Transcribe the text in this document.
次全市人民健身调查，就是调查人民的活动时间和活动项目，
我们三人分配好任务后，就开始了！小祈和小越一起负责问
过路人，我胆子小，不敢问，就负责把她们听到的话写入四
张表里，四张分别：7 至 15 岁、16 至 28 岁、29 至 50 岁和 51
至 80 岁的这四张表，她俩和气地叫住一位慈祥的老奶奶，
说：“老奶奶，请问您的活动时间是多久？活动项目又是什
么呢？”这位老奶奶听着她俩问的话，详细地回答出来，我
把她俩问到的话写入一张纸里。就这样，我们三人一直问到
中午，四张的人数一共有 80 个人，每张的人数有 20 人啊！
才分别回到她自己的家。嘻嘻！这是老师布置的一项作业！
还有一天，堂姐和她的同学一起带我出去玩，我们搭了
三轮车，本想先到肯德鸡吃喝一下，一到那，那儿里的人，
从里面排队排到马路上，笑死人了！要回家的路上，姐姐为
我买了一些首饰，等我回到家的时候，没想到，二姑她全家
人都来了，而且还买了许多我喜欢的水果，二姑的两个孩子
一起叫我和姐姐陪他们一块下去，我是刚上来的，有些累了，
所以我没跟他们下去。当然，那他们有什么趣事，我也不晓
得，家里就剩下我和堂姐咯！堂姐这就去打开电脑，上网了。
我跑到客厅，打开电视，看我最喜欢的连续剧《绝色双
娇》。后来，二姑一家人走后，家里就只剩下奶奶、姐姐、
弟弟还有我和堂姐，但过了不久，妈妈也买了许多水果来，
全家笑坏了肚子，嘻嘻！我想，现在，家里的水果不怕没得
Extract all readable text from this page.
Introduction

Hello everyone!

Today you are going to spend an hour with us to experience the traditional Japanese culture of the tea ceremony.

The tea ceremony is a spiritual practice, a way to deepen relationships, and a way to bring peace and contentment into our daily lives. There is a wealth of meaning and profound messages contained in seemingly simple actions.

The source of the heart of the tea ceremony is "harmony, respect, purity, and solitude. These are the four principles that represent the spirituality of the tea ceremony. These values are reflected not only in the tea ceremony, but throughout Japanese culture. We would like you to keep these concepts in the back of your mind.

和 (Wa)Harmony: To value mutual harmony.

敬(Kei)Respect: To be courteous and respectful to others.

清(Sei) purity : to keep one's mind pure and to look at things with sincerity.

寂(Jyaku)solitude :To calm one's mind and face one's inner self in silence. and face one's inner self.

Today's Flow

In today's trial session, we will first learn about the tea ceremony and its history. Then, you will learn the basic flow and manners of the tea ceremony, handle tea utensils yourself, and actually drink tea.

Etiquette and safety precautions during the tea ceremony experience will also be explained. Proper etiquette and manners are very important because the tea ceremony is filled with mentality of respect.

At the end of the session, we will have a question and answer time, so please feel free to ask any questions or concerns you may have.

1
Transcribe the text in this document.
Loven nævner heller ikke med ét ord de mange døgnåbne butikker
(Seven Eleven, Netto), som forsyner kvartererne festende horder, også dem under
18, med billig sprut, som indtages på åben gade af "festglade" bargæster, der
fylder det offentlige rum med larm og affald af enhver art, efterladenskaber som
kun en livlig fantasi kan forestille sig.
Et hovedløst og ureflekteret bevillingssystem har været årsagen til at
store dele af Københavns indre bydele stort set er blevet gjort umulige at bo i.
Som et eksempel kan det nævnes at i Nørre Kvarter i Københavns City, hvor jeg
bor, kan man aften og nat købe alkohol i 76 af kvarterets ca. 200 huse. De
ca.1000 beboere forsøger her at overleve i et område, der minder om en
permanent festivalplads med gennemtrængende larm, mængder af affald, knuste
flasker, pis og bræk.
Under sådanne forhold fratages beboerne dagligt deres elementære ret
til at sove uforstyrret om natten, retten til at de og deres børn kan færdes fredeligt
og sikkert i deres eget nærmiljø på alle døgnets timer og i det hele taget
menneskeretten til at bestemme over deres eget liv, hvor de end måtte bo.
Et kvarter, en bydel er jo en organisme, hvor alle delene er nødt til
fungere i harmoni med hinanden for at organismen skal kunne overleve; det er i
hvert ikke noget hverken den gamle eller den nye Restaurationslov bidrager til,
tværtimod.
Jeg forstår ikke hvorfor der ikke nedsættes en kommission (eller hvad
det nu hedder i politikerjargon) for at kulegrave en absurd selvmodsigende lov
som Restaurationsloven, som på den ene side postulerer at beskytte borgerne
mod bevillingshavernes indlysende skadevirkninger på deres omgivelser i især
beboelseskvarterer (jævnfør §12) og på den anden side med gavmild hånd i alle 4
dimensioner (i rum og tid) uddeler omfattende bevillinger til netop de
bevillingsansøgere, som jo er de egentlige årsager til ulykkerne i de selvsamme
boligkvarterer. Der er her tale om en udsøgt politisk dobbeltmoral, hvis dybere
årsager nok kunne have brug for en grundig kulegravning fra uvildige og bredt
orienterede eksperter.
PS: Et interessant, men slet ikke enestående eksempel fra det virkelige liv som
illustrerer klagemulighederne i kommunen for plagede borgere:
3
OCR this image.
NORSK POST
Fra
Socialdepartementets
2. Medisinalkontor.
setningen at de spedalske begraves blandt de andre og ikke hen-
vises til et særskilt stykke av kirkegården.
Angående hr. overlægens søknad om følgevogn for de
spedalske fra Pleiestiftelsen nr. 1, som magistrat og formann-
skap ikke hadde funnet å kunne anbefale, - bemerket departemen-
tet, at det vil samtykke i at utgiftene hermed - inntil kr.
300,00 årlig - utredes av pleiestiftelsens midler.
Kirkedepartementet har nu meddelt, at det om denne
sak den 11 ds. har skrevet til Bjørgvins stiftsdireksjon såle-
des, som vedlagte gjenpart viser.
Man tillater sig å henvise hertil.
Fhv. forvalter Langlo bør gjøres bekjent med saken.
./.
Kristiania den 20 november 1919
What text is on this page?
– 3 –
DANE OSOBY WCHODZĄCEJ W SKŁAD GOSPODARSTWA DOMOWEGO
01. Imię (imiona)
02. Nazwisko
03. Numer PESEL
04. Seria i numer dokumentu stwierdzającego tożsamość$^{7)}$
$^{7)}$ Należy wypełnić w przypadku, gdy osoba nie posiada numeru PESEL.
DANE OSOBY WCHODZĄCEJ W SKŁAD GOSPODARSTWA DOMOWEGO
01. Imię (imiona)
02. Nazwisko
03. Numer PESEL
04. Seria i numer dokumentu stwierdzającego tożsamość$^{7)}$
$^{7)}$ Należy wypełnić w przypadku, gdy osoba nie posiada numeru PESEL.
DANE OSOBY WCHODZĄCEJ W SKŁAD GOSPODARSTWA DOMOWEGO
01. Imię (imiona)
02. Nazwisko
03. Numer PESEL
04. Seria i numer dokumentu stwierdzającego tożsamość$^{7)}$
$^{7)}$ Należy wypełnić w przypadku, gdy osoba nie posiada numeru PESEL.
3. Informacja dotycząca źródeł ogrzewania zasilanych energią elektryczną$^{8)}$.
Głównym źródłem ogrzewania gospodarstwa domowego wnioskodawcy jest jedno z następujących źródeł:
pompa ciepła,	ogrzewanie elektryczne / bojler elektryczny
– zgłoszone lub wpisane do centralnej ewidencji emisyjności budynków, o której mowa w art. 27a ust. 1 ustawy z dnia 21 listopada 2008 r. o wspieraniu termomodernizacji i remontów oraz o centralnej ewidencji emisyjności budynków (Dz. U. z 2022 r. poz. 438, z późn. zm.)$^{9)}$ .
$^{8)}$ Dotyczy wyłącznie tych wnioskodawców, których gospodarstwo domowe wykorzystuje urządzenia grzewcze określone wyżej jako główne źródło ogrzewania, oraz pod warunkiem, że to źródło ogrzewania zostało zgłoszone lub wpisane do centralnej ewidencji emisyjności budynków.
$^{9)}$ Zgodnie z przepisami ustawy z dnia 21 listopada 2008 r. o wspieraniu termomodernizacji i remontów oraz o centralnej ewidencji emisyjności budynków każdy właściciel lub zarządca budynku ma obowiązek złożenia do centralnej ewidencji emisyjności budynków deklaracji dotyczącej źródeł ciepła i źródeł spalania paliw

·····

### STATED EXERCISE
Out of the material above, gather each line where "zgłoszone" appears.

### THE COMPLETED TASK
– zgłoszone lub wpisane do centralnej ewidencji emisyjności budynków, o której mowa w art. 27a ust. 1 ustawy z dnia 21 listopada 2008 r. o wspieraniu termomodernizacji i remontów oraz o centralnej ewidencji emisyjności budynków (Dz. U. z 2022 r. poz. 438, z późn. zm.)$^{9)}$ .
$^{8)}$ Dotyczy wyłącznie tych wnioskodawców, których gospodarstwo domowe wykorzystuje urządzenia grzewcze określone wyżej jako główne źródło ogrzewania, oraz pod warunkiem, że to źródło ogrzewania zostało zgłoszone lub wpisane do centralnej ewidencji emisyjności budynków.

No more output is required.